Pull out every line in the data that has the string "name" in it.
━━━━━ Input for this task ━━━━━
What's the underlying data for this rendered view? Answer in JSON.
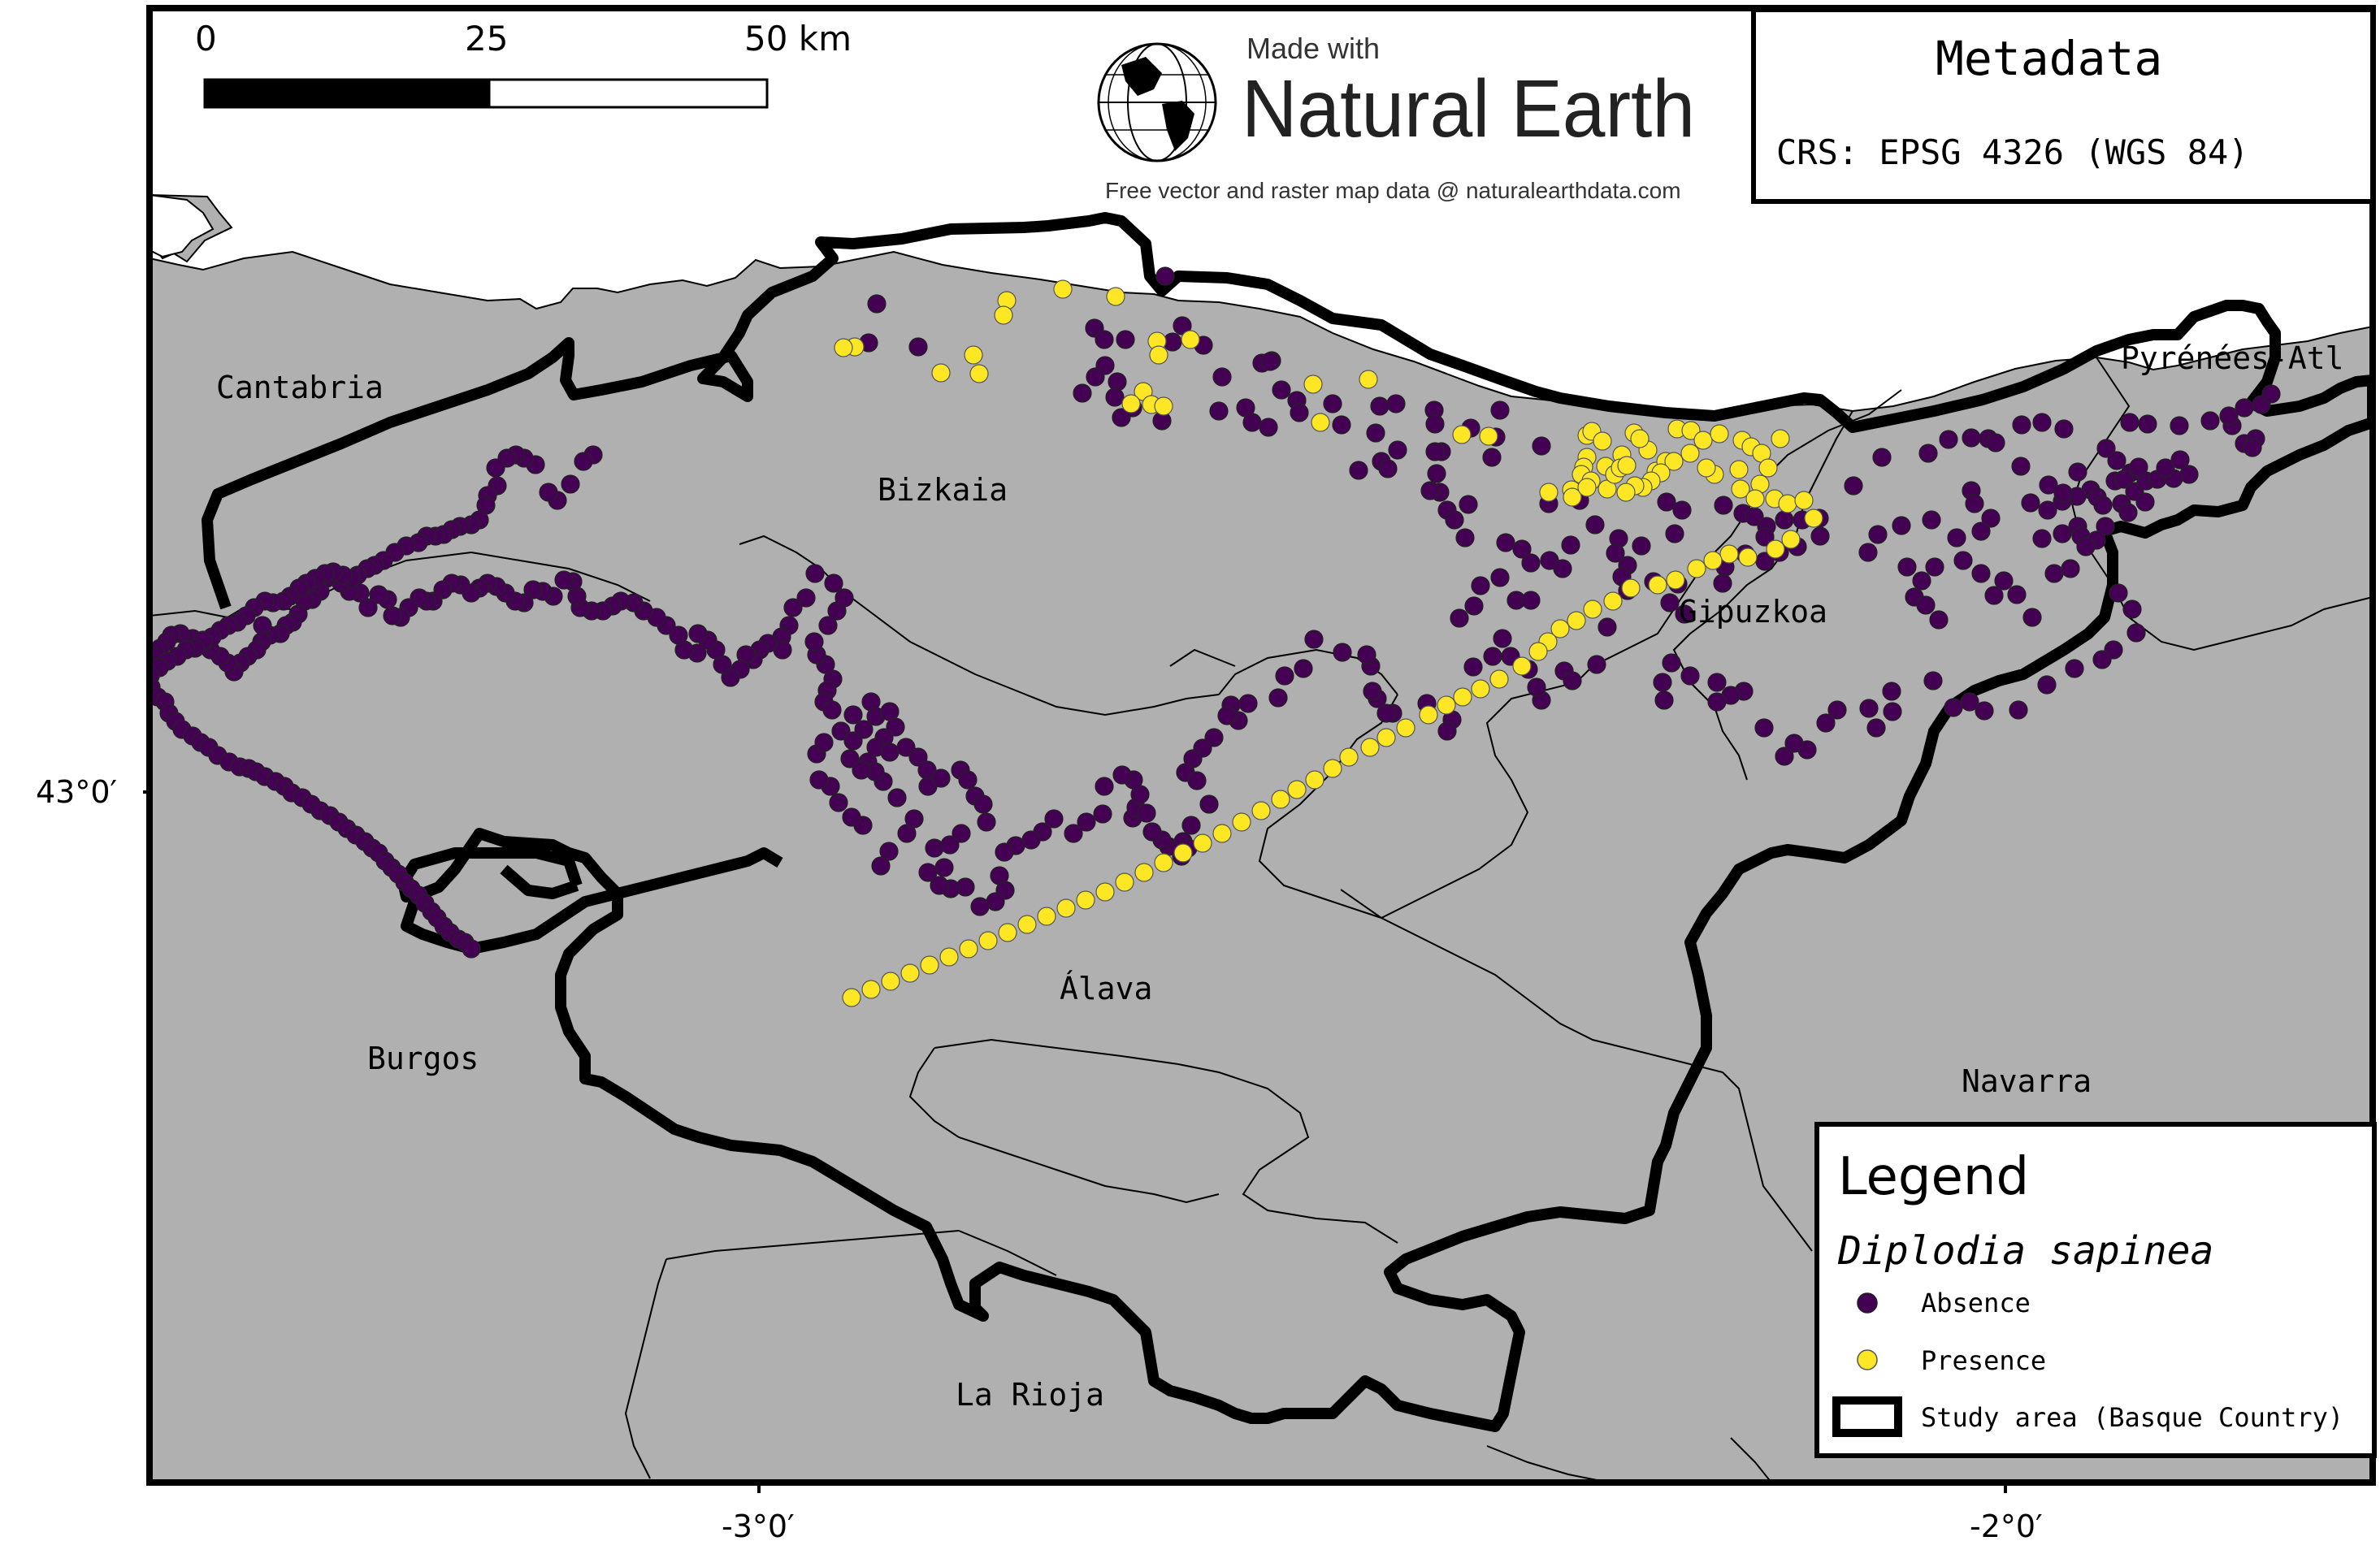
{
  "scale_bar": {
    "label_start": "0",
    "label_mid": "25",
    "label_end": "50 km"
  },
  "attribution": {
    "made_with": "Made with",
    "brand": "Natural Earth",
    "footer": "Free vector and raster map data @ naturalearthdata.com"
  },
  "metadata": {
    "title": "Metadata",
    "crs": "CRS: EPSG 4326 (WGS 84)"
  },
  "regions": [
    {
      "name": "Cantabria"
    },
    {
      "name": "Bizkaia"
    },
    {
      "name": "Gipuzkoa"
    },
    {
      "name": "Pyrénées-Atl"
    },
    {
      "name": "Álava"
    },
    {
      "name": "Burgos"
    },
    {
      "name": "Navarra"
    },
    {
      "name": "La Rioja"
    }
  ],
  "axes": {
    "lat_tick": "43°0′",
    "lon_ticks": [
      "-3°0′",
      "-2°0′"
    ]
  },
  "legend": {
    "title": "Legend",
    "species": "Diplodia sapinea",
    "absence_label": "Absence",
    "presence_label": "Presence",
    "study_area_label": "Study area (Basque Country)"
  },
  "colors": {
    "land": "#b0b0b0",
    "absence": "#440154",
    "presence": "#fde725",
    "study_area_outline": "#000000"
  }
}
━━━━━
Response →
      "name": "Cantabria"
      "name": "Bizkaia"
      "name": "Gipuzkoa"
      "name": "Pyrénées-Atl"
      "name": "Álava"
      "name": "Burgos"
      "name": "Navarra"
      "name": "La Rioja"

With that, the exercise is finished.